What is expected: From the entries that follow, list every line in which the string "Residual" appears.
[start]
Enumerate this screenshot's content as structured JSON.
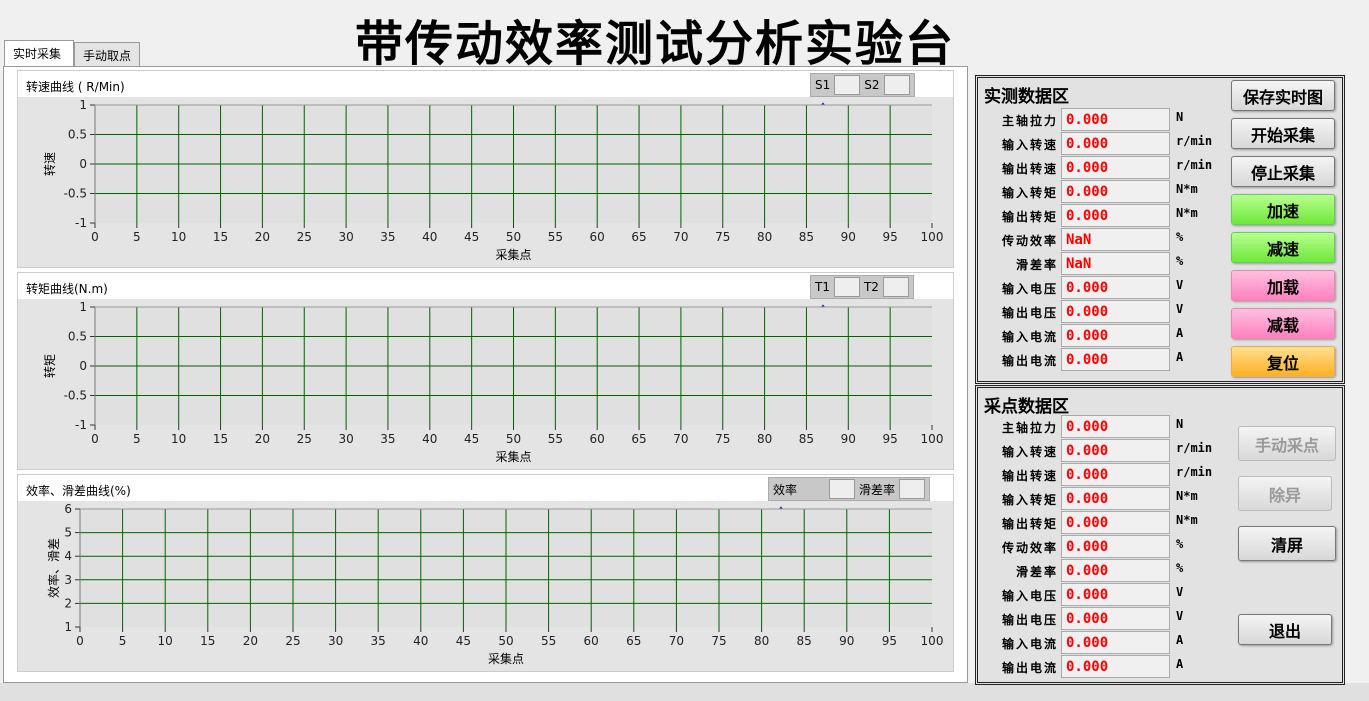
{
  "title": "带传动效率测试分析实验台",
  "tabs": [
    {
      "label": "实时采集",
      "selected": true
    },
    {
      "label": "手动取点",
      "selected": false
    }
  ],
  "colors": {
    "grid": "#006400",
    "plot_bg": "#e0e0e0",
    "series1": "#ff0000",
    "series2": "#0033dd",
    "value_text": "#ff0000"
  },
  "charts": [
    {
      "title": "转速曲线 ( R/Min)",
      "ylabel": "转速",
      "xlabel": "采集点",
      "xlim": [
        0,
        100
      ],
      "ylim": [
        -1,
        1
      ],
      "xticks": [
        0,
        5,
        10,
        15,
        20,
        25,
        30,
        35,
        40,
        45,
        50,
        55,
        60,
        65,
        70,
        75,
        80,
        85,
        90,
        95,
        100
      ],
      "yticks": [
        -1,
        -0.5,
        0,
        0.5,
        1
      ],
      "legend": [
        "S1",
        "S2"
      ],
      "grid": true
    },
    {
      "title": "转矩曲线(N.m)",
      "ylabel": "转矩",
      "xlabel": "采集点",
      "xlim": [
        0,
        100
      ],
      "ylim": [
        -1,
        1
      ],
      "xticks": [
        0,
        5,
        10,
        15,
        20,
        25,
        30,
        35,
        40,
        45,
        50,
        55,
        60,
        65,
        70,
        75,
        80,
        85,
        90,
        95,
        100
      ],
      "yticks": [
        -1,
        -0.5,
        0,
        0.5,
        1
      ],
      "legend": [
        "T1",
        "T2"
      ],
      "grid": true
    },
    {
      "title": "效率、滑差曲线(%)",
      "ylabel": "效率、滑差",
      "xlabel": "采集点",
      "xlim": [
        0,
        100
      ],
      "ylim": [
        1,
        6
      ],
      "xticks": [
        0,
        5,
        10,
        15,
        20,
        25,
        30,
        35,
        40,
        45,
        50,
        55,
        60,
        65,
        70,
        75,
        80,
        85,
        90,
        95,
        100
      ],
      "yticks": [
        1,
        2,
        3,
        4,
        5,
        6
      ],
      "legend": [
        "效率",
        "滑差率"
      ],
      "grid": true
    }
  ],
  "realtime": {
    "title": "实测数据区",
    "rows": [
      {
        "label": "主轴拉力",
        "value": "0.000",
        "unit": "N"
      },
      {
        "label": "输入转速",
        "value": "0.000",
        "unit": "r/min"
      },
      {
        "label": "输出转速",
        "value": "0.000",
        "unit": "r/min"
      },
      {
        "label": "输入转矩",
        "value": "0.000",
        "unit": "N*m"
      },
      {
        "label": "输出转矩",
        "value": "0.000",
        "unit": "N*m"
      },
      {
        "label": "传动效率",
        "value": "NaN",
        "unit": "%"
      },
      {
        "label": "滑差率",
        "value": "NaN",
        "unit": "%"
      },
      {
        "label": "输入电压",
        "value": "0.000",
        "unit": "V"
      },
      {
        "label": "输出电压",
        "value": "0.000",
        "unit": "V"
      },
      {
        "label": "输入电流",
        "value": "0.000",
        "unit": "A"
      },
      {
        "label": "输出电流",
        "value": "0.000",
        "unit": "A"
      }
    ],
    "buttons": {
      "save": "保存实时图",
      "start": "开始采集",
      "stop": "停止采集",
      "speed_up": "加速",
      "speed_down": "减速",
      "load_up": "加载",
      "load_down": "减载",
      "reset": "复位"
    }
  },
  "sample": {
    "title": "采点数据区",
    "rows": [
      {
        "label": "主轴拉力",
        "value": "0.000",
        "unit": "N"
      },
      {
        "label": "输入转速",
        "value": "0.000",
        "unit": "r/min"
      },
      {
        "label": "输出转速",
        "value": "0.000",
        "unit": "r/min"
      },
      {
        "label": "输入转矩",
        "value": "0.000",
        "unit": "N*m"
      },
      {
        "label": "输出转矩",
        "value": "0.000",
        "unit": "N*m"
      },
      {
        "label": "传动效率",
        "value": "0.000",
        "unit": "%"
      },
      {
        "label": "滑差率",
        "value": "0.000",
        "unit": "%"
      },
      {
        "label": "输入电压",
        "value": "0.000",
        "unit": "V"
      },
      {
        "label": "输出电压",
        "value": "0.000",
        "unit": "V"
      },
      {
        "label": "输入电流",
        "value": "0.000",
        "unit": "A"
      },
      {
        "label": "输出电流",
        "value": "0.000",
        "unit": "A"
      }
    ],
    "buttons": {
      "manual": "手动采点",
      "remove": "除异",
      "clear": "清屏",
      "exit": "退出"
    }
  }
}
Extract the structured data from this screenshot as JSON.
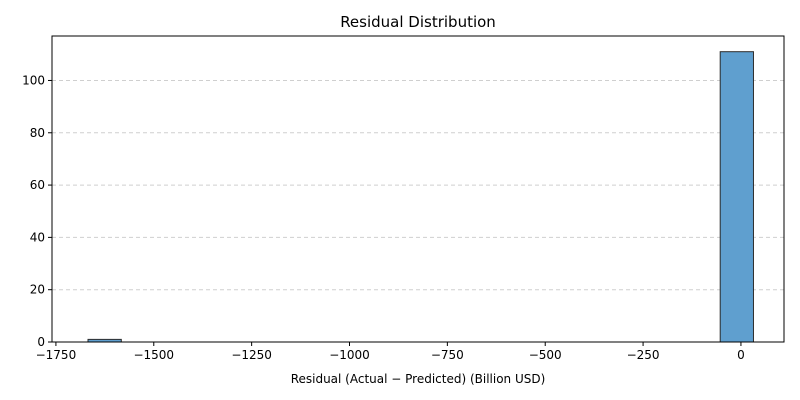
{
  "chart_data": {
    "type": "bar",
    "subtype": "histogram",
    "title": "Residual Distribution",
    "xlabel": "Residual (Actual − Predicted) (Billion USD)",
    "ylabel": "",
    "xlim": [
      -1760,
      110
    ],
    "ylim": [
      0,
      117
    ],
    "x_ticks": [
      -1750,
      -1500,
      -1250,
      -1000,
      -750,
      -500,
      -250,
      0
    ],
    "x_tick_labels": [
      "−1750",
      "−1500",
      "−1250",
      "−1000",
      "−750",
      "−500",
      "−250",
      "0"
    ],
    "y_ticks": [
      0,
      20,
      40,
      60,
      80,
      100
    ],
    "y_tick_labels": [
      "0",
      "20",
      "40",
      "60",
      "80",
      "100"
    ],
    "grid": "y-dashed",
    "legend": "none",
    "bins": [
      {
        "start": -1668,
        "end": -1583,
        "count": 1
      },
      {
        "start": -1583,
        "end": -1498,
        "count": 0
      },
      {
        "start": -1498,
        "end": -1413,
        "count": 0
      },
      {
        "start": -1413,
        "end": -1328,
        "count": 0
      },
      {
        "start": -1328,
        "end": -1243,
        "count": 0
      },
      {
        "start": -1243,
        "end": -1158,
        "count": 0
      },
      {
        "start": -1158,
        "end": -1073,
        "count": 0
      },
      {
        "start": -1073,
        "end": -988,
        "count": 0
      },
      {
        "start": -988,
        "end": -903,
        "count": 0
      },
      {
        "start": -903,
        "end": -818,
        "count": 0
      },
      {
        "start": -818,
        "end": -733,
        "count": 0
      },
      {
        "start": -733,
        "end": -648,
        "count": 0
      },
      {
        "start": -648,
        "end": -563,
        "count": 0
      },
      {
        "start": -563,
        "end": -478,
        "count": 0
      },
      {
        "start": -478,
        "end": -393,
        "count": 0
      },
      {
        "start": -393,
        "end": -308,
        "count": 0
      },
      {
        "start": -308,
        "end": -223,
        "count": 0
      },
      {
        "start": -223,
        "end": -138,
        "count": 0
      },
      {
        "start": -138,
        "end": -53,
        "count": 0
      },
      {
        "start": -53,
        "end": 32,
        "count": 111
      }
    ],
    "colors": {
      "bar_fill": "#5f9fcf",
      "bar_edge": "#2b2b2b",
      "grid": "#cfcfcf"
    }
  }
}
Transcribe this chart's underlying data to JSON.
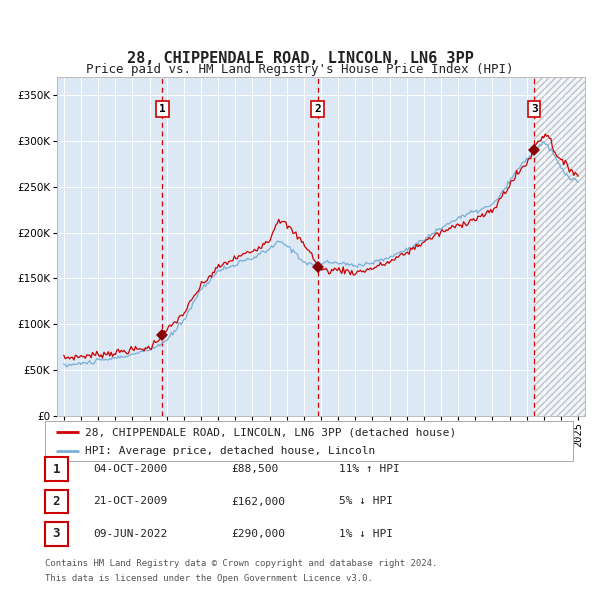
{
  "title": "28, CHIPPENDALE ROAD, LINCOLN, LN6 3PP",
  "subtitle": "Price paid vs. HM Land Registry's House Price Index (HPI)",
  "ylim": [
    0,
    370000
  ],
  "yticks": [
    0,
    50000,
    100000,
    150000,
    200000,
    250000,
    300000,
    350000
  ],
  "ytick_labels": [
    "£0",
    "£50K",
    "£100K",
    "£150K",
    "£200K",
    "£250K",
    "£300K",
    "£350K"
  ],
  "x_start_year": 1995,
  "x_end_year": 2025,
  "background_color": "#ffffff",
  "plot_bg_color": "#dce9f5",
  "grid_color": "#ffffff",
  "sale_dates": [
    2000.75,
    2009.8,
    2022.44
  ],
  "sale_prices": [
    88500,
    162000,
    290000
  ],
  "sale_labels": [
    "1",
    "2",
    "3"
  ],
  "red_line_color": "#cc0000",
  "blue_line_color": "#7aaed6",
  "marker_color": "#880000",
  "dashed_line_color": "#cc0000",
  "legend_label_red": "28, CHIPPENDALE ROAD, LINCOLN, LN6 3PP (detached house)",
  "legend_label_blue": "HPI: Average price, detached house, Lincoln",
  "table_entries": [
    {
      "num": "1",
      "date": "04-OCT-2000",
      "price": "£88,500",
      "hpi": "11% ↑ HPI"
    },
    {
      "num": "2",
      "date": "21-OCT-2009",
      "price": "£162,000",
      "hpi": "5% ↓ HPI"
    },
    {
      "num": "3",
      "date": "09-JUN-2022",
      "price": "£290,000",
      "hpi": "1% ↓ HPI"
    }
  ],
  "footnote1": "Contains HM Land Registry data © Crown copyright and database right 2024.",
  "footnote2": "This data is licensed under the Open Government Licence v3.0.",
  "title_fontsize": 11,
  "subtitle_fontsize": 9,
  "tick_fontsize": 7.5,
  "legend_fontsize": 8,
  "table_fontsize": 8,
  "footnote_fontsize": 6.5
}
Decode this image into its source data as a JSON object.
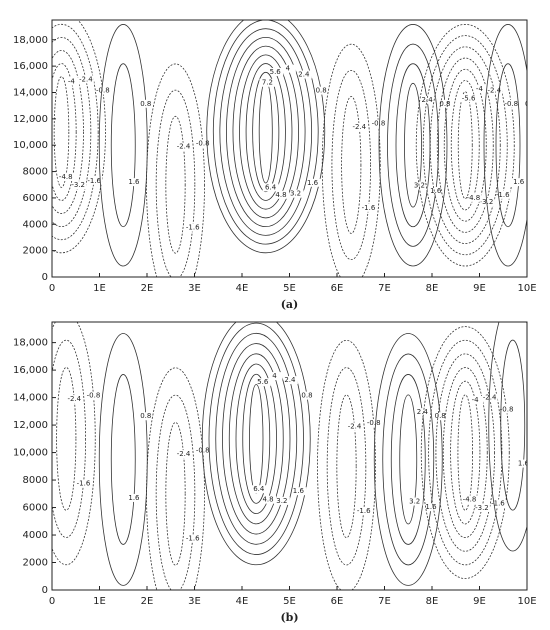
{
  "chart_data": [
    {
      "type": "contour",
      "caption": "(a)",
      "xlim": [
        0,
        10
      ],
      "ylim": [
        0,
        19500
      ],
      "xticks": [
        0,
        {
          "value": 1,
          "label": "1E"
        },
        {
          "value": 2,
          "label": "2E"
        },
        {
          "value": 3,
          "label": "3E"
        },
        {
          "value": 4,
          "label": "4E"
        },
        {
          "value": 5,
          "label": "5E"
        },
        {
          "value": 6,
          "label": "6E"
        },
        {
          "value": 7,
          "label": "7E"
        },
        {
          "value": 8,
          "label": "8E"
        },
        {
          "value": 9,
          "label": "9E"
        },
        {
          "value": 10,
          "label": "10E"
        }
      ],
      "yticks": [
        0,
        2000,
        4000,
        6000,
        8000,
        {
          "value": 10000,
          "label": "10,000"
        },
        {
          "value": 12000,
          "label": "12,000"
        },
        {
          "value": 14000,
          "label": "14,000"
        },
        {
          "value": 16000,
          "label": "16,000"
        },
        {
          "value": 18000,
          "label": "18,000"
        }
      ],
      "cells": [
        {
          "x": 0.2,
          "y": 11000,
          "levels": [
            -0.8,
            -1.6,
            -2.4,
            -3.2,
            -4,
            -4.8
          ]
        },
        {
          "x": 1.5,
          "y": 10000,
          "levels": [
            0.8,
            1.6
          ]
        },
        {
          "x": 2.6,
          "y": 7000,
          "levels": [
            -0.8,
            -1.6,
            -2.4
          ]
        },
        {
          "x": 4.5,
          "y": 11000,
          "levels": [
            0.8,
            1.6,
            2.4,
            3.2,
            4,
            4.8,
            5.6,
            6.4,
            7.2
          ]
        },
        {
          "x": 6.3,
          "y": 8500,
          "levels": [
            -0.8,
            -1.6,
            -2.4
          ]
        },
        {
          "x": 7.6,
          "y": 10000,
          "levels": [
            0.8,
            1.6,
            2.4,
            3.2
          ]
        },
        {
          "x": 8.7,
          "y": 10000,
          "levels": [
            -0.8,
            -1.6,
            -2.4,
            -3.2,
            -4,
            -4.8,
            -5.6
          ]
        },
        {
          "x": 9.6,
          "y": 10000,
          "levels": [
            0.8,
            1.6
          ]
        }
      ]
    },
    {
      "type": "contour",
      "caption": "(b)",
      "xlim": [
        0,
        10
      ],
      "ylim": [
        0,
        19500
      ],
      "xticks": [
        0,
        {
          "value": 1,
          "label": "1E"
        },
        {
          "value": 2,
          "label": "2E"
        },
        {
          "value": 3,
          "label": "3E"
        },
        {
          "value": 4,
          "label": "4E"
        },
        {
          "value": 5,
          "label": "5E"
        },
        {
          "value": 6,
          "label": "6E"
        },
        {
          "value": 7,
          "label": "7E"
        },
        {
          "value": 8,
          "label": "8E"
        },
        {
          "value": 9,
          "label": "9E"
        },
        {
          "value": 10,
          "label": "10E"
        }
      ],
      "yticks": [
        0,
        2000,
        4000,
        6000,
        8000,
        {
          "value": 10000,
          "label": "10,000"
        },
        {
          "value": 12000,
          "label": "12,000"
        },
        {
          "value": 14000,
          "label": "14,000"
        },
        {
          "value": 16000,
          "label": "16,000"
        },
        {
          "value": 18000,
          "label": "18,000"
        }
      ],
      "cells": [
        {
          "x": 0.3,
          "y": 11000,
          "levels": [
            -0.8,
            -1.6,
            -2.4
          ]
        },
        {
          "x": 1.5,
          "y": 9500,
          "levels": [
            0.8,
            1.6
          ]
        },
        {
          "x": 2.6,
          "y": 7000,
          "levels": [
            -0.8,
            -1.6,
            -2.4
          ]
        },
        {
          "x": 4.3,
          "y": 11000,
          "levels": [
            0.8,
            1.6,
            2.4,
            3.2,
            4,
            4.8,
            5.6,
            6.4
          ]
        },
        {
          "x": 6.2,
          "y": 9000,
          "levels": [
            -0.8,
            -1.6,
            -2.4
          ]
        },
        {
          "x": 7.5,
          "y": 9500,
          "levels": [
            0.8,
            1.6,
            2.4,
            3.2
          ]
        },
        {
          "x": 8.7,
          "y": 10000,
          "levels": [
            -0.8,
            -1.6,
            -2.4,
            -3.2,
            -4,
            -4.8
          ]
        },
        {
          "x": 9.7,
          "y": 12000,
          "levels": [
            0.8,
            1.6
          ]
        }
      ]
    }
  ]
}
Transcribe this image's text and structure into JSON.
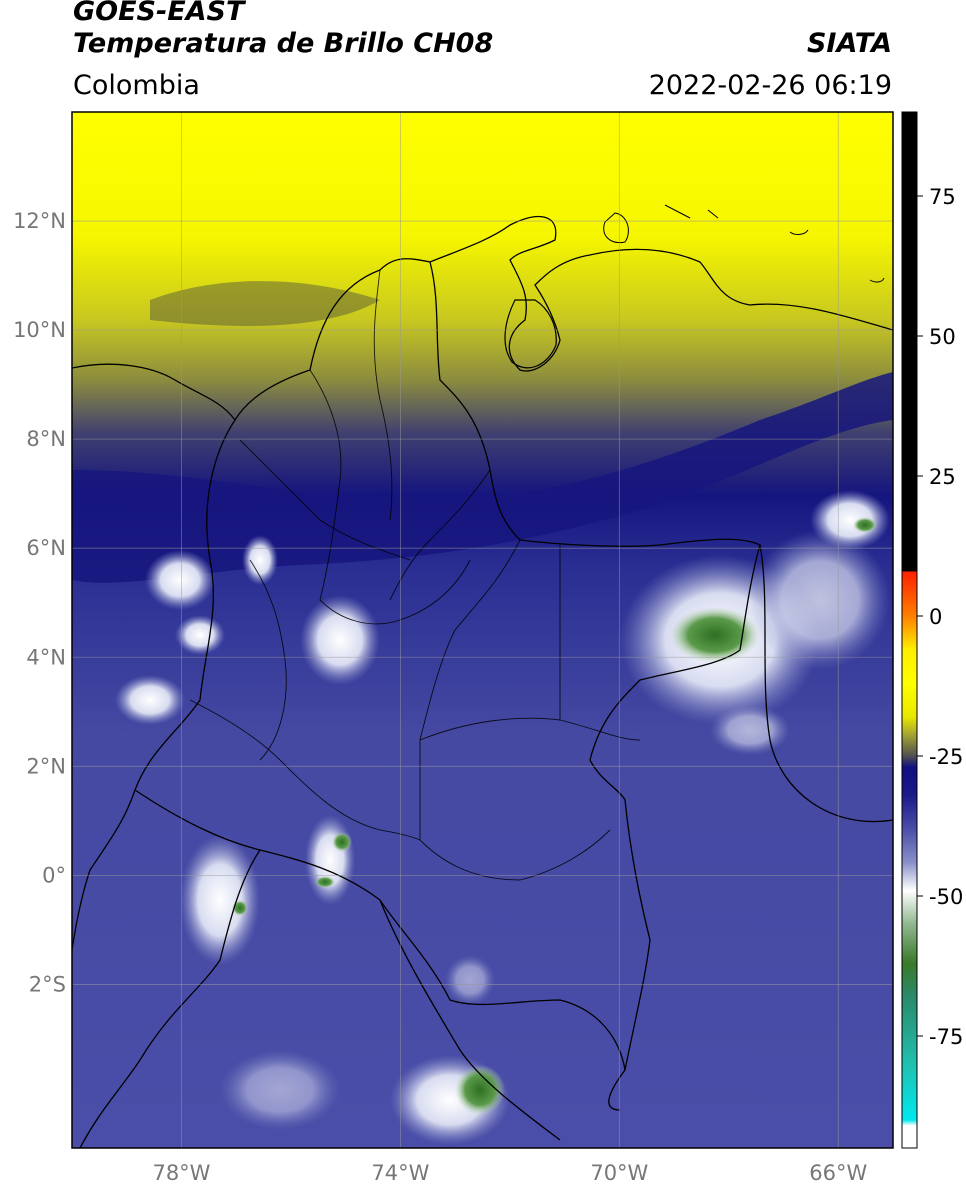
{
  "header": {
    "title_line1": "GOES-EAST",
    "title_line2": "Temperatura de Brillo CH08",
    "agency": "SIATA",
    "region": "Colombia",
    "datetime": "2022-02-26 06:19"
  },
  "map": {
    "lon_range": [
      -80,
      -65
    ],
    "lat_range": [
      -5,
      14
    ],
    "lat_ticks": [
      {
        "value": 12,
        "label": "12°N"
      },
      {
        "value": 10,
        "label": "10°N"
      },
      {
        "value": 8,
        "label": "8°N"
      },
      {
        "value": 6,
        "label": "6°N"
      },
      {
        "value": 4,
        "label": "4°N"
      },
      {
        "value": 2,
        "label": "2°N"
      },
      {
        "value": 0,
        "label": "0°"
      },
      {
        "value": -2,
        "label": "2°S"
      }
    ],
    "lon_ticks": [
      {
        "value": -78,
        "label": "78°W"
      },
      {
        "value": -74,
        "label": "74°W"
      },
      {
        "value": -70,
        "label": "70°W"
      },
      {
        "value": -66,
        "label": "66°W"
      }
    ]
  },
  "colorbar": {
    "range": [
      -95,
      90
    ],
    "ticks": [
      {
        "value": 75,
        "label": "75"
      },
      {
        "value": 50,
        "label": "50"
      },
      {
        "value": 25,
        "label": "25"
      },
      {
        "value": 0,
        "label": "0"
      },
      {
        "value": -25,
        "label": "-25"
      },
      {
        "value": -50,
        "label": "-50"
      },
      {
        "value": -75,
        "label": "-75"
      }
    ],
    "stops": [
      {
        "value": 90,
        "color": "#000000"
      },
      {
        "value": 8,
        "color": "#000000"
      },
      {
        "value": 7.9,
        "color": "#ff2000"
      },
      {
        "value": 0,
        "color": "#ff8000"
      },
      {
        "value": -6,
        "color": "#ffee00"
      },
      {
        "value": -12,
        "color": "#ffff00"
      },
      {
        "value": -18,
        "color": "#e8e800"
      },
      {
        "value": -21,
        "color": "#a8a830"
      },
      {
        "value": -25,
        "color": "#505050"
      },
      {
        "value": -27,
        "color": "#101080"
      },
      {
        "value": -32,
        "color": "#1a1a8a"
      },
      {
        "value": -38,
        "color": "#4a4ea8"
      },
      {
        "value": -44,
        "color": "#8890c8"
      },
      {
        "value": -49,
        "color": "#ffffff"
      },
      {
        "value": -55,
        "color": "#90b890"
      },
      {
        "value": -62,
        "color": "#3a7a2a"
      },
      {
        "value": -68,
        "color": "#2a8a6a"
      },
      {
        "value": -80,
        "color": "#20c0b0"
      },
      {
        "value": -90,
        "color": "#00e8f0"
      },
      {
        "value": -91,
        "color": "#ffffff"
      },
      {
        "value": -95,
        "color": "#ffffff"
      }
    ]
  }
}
[end]
Response to this exercise:
    "title": "Residual Distribution",
    "xlabel": "Residual (Actual − Predicted) (Billion USD)",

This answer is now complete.